Exercise objective: From the data that follows, report how many lines hold the string "Average", giving only the number.

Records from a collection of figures

------------------------------------------------

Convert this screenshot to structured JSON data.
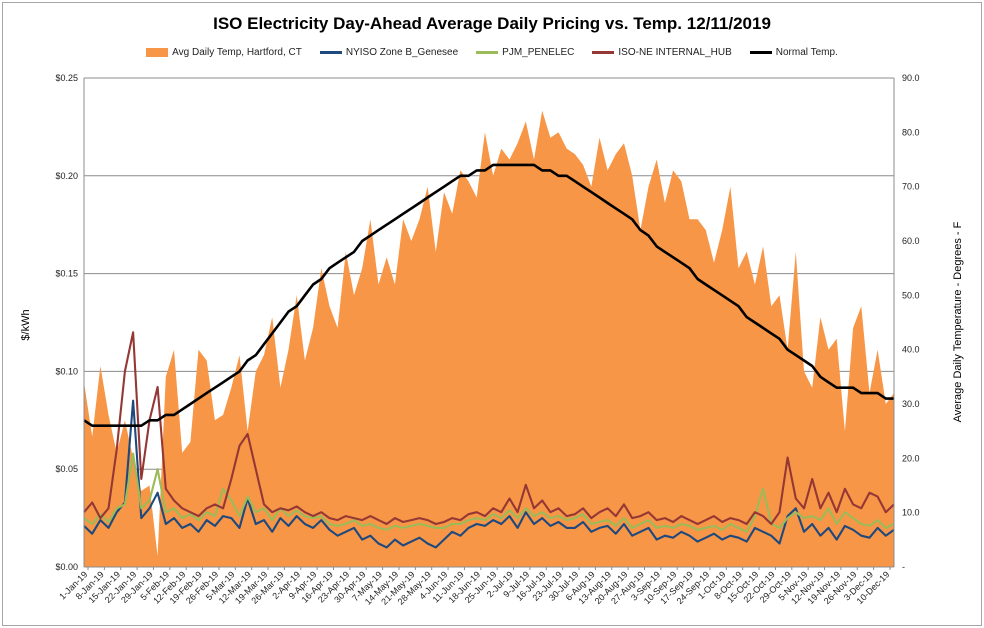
{
  "chart_data": {
    "type": "line",
    "title": "ISO Electricity Day-Ahead Average Daily Pricing vs. Temp. 12/11/2019",
    "ylabel_left": "$/kWh",
    "ylabel_right": "Average Daily Temperature - Degrees - F",
    "ylim_left": [
      0,
      0.25
    ],
    "ylim_right": [
      0,
      90
    ],
    "y_ticks_left": [
      "$0.00",
      "$0.05",
      "$0.10",
      "$0.15",
      "$0.20",
      "$0.25"
    ],
    "y_ticks_right": [
      "-",
      "10.0",
      "20.0",
      "30.0",
      "40.0",
      "50.0",
      "60.0",
      "70.0",
      "80.0",
      "90.0"
    ],
    "x_tick_labels": [
      "1-Jan-19",
      "8-Jan-19",
      "15-Jan-19",
      "22-Jan-19",
      "29-Jan-19",
      "5-Feb-19",
      "12-Feb-19",
      "19-Feb-19",
      "26-Feb-19",
      "5-Mar-19",
      "12-Mar-19",
      "19-Mar-19",
      "26-Mar-19",
      "2-Apr-19",
      "9-Apr-19",
      "16-Apr-19",
      "23-Apr-19",
      "30-Apr-19",
      "7-May-19",
      "14-May-19",
      "21-May-19",
      "28-May-19",
      "4-Jun-19",
      "11-Jun-19",
      "18-Jun-19",
      "25-Jun-19",
      "2-Jul-19",
      "9-Jul-19",
      "16-Jul-19",
      "23-Jul-19",
      "30-Jul-19",
      "6-Aug-19",
      "13-Aug-19",
      "20-Aug-19",
      "27-Aug-19",
      "3-Sep-19",
      "10-Sep-19",
      "17-Sep-19",
      "24-Sep-19",
      "1-Oct-19",
      "8-Oct-19",
      "15-Oct-19",
      "22-Oct-19",
      "29-Oct-19",
      "5-Nov-19",
      "12-Nov-19",
      "19-Nov-19",
      "26-Nov-19",
      "3-Dec-19",
      "10-Dec-19"
    ],
    "legend_position": "top",
    "grid": "horizontal",
    "series": [
      {
        "name": "Avg Daily Temp, Hartford, CT",
        "axis": "right",
        "kind": "area",
        "color": "#f79646",
        "values": [
          34,
          24,
          37,
          28,
          21,
          27,
          20,
          14,
          15,
          2,
          35,
          40,
          21,
          23,
          40,
          38,
          27,
          28,
          33,
          39,
          25,
          36,
          39,
          46,
          33,
          40,
          50,
          38,
          44,
          55,
          48,
          44,
          58,
          50,
          55,
          64,
          52,
          57,
          52,
          64,
          60,
          64,
          70,
          58,
          69,
          65,
          73,
          71,
          68,
          80,
          72,
          77,
          75,
          78,
          82,
          75,
          84,
          79,
          80,
          77,
          76,
          74,
          70,
          79,
          73,
          76,
          78,
          72,
          62,
          70,
          75,
          67,
          73,
          71,
          64,
          64,
          62,
          56,
          62,
          70,
          55,
          58,
          52,
          59,
          48,
          50,
          40,
          58,
          36,
          33,
          46,
          40,
          42,
          25,
          44,
          48,
          32,
          40,
          30,
          32
        ]
      },
      {
        "name": "NYISO Zone B_Genesee",
        "axis": "left",
        "kind": "line",
        "color": "#1f497d",
        "values": [
          0.021,
          0.017,
          0.024,
          0.02,
          0.028,
          0.033,
          0.085,
          0.025,
          0.03,
          0.038,
          0.022,
          0.025,
          0.02,
          0.022,
          0.018,
          0.024,
          0.021,
          0.026,
          0.025,
          0.02,
          0.035,
          0.022,
          0.024,
          0.018,
          0.025,
          0.021,
          0.026,
          0.022,
          0.02,
          0.024,
          0.019,
          0.016,
          0.018,
          0.02,
          0.014,
          0.016,
          0.012,
          0.01,
          0.014,
          0.011,
          0.013,
          0.015,
          0.012,
          0.01,
          0.014,
          0.018,
          0.016,
          0.02,
          0.022,
          0.021,
          0.024,
          0.022,
          0.026,
          0.02,
          0.028,
          0.022,
          0.025,
          0.021,
          0.023,
          0.02,
          0.02,
          0.023,
          0.018,
          0.02,
          0.021,
          0.017,
          0.022,
          0.016,
          0.018,
          0.02,
          0.014,
          0.016,
          0.015,
          0.018,
          0.016,
          0.013,
          0.015,
          0.017,
          0.014,
          0.016,
          0.015,
          0.013,
          0.02,
          0.018,
          0.016,
          0.012,
          0.026,
          0.03,
          0.018,
          0.022,
          0.016,
          0.02,
          0.014,
          0.021,
          0.019,
          0.016,
          0.015,
          0.02,
          0.016,
          0.019
        ]
      },
      {
        "name": "PJM_PENELEC",
        "axis": "left",
        "kind": "line",
        "color": "#9bbb59",
        "values": [
          0.025,
          0.022,
          0.027,
          0.023,
          0.03,
          0.032,
          0.058,
          0.03,
          0.034,
          0.05,
          0.028,
          0.03,
          0.025,
          0.027,
          0.024,
          0.028,
          0.026,
          0.04,
          0.034,
          0.026,
          0.036,
          0.028,
          0.03,
          0.024,
          0.03,
          0.026,
          0.029,
          0.026,
          0.025,
          0.026,
          0.022,
          0.021,
          0.022,
          0.024,
          0.021,
          0.022,
          0.02,
          0.019,
          0.021,
          0.02,
          0.021,
          0.022,
          0.021,
          0.02,
          0.02,
          0.022,
          0.022,
          0.024,
          0.025,
          0.024,
          0.027,
          0.025,
          0.029,
          0.025,
          0.03,
          0.026,
          0.028,
          0.025,
          0.026,
          0.024,
          0.025,
          0.027,
          0.022,
          0.023,
          0.024,
          0.021,
          0.025,
          0.02,
          0.022,
          0.024,
          0.02,
          0.021,
          0.02,
          0.022,
          0.021,
          0.019,
          0.02,
          0.021,
          0.019,
          0.022,
          0.02,
          0.018,
          0.026,
          0.04,
          0.022,
          0.02,
          0.025,
          0.028,
          0.025,
          0.026,
          0.024,
          0.03,
          0.022,
          0.028,
          0.025,
          0.022,
          0.021,
          0.024,
          0.02,
          0.022
        ]
      },
      {
        "name": "ISO-NE INTERNAL_HUB",
        "axis": "left",
        "kind": "line",
        "color": "#953735",
        "values": [
          0.028,
          0.033,
          0.025,
          0.03,
          0.06,
          0.1,
          0.12,
          0.045,
          0.075,
          0.092,
          0.04,
          0.034,
          0.03,
          0.028,
          0.026,
          0.03,
          0.032,
          0.03,
          0.045,
          0.062,
          0.068,
          0.05,
          0.032,
          0.028,
          0.03,
          0.029,
          0.031,
          0.028,
          0.026,
          0.028,
          0.025,
          0.024,
          0.026,
          0.025,
          0.024,
          0.026,
          0.024,
          0.022,
          0.025,
          0.023,
          0.024,
          0.025,
          0.024,
          0.022,
          0.023,
          0.025,
          0.024,
          0.027,
          0.028,
          0.026,
          0.03,
          0.028,
          0.035,
          0.028,
          0.042,
          0.03,
          0.034,
          0.028,
          0.03,
          0.026,
          0.027,
          0.03,
          0.025,
          0.028,
          0.03,
          0.026,
          0.032,
          0.025,
          0.026,
          0.028,
          0.024,
          0.025,
          0.023,
          0.026,
          0.024,
          0.022,
          0.024,
          0.026,
          0.023,
          0.025,
          0.024,
          0.022,
          0.028,
          0.026,
          0.022,
          0.028,
          0.056,
          0.035,
          0.03,
          0.045,
          0.03,
          0.038,
          0.028,
          0.04,
          0.032,
          0.03,
          0.038,
          0.036,
          0.028,
          0.032
        ]
      },
      {
        "name": "Normal Temp.",
        "axis": "right",
        "kind": "line",
        "color": "#000000",
        "values": [
          27,
          26,
          26,
          26,
          26,
          26,
          26,
          26,
          27,
          27,
          28,
          28,
          29,
          30,
          31,
          32,
          33,
          34,
          35,
          36,
          38,
          39,
          41,
          43,
          45,
          47,
          48,
          50,
          52,
          53,
          55,
          56,
          57,
          58,
          60,
          61,
          62,
          63,
          64,
          65,
          66,
          67,
          68,
          69,
          70,
          71,
          72,
          72,
          73,
          73,
          74,
          74,
          74,
          74,
          74,
          74,
          73,
          73,
          72,
          72,
          71,
          70,
          69,
          68,
          67,
          66,
          65,
          64,
          62,
          61,
          59,
          58,
          57,
          56,
          55,
          53,
          52,
          51,
          50,
          49,
          48,
          46,
          45,
          44,
          43,
          42,
          40,
          39,
          38,
          37,
          35,
          34,
          33,
          33,
          33,
          32,
          32,
          32,
          31,
          31
        ]
      }
    ]
  }
}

------------------------------------------------

Your response: 2